▸ Prompt
Quote the listing below in its entirety.

▸ Records shown
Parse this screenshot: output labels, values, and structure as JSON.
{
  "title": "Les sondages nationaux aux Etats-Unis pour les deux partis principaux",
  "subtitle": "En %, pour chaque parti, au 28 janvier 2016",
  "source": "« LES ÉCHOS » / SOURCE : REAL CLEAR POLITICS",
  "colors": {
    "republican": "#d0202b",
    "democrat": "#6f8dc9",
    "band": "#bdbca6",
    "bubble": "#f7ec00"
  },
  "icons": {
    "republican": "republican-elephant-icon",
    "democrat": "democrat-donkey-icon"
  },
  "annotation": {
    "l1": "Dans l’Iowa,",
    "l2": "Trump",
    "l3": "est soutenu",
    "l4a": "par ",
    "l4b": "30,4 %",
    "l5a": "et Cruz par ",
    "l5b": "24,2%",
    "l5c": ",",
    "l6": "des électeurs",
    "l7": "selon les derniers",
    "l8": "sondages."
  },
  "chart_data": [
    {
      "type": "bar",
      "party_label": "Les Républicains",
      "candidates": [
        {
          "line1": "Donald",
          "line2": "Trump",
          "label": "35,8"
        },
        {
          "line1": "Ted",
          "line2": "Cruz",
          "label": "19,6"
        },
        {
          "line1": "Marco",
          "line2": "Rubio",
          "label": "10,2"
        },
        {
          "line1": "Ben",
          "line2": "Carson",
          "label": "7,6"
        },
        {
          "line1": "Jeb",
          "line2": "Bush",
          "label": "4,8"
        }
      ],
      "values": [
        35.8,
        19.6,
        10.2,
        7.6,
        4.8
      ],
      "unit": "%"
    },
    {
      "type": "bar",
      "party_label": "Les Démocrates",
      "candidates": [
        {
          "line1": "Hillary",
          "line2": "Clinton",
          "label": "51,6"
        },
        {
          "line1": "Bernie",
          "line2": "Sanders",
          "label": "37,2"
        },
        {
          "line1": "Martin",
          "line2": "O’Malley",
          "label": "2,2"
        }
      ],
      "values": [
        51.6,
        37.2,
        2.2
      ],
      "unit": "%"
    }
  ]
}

▸ Solution
Parse this screenshot: output labels, values, and structure as JSON.
{
  "title": "Les sondages nationaux aux Etats-Unis pour les deux partis principaux",
  "subtitle": "En %, pour chaque parti, au 28 janvier 2016",
  "source": "« LES ÉCHOS » / SOURCE : REAL CLEAR POLITICS",
  "colors": {
    "republican": "#d0202b",
    "democrat": "#6f8dc9",
    "band": "#bdbca6",
    "bubble": "#f7ec00"
  },
  "icons": {
    "republican": "republican-elephant-icon",
    "democrat": "democrat-donkey-icon"
  },
  "annotation": {
    "l1": "Dans l’Iowa,",
    "l2": "Trump",
    "l3": "est soutenu",
    "l4a": "par ",
    "l4b": "30,4 %",
    "l5a": "et Cruz par ",
    "l5b": "24,2%",
    "l5c": ",",
    "l6": "des électeurs",
    "l7": "selon les derniers",
    "l8": "sondages."
  },
  "chart_data": [
    {
      "type": "bar",
      "party_label": "Les Républicains",
      "candidates": [
        {
          "line1": "Donald",
          "line2": "Trump",
          "label": "35,8"
        },
        {
          "line1": "Ted",
          "line2": "Cruz",
          "label": "19,6"
        },
        {
          "line1": "Marco",
          "line2": "Rubio",
          "label": "10,2"
        },
        {
          "line1": "Ben",
          "line2": "Carson",
          "label": "7,6"
        },
        {
          "line1": "Jeb",
          "line2": "Bush",
          "label": "4,8"
        }
      ],
      "values": [
        35.8,
        19.6,
        10.2,
        7.6,
        4.8
      ],
      "unit": "%"
    },
    {
      "type": "bar",
      "party_label": "Les Démocrates",
      "candidates": [
        {
          "line1": "Hillary",
          "line2": "Clinton",
          "label": "51,6"
        },
        {
          "line1": "Bernie",
          "line2": "Sanders",
          "label": "37,2"
        },
        {
          "line1": "Martin",
          "line2": "O’Malley",
          "label": "2,2"
        }
      ],
      "values": [
        51.6,
        37.2,
        2.2
      ],
      "unit": "%"
    }
  ]
}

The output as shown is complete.